** OBJECTIVE **
Find the lines with "Parenthood" in them and copy them out.

** DATA FOR PROCESSING **
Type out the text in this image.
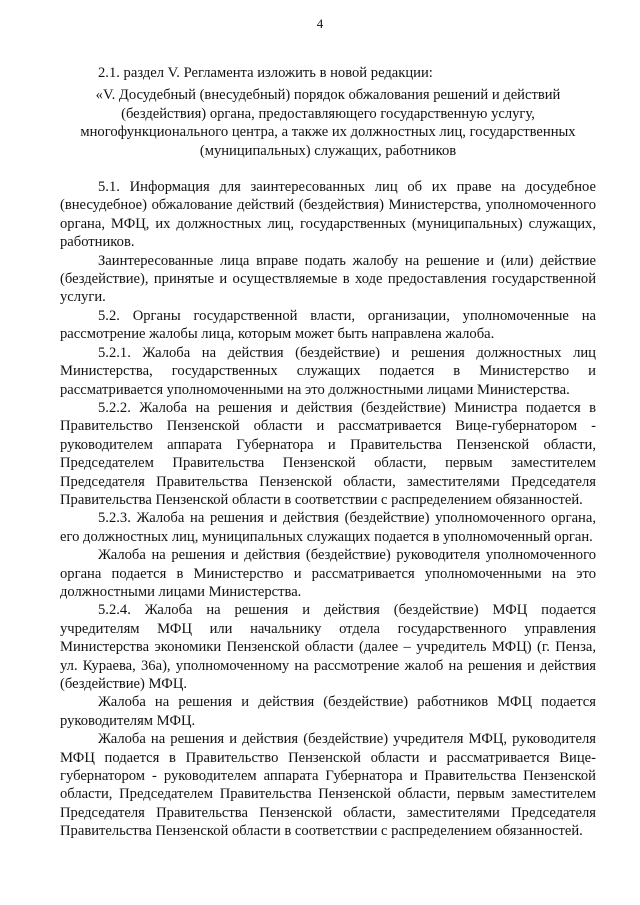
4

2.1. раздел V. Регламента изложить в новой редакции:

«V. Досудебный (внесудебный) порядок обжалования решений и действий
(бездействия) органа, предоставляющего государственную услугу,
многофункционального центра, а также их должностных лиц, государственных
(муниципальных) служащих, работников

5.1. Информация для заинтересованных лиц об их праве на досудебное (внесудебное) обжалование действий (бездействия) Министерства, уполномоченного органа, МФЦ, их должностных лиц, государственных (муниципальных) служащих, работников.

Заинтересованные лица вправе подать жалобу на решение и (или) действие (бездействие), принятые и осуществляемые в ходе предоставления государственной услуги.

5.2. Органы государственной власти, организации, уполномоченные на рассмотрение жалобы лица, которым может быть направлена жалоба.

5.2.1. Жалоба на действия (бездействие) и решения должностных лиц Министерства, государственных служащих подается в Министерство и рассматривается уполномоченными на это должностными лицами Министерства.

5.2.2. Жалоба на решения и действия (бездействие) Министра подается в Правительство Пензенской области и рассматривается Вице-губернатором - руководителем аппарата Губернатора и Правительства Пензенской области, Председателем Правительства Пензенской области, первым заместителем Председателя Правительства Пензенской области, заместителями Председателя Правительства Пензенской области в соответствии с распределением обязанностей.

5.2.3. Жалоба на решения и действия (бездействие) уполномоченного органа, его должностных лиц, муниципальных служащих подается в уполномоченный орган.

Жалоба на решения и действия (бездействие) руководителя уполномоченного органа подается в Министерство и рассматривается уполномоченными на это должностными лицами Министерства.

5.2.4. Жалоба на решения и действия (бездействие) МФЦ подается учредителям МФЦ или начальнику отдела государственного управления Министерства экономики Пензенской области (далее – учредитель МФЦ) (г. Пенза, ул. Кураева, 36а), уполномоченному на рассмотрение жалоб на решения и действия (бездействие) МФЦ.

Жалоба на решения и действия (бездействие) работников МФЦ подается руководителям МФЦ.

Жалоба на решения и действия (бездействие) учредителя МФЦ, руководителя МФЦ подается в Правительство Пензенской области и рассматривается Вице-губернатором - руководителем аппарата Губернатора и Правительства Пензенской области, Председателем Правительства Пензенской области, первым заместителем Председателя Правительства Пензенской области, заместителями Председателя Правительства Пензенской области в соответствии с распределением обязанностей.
---
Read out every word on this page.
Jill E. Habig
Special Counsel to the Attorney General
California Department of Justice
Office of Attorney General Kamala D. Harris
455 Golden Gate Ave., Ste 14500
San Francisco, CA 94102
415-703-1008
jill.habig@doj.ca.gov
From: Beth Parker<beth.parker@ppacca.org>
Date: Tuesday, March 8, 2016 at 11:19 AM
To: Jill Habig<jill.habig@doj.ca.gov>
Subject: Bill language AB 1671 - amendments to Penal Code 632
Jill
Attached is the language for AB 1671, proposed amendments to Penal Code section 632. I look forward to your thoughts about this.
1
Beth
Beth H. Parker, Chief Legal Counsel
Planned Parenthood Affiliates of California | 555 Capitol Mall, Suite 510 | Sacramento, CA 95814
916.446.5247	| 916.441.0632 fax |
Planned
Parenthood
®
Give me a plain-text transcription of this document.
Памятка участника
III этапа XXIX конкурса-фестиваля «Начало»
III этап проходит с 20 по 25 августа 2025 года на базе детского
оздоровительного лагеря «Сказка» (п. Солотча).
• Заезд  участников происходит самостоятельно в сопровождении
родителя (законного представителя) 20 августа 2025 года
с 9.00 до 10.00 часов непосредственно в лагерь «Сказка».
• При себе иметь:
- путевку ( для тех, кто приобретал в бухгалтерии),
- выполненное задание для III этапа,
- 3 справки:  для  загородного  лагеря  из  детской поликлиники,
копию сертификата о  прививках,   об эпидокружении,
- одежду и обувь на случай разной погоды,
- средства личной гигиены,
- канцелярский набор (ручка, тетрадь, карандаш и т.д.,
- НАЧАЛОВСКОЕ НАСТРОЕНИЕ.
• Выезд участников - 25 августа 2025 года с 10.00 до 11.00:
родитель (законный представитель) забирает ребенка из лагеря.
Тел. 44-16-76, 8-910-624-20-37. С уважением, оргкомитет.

** RESPONSE FOR THIS EXERCISE **
Planned Parenthood Affiliates of California | 555 Capitol Mall, Suite 510 | Sacramento, CA 95814
Parenthood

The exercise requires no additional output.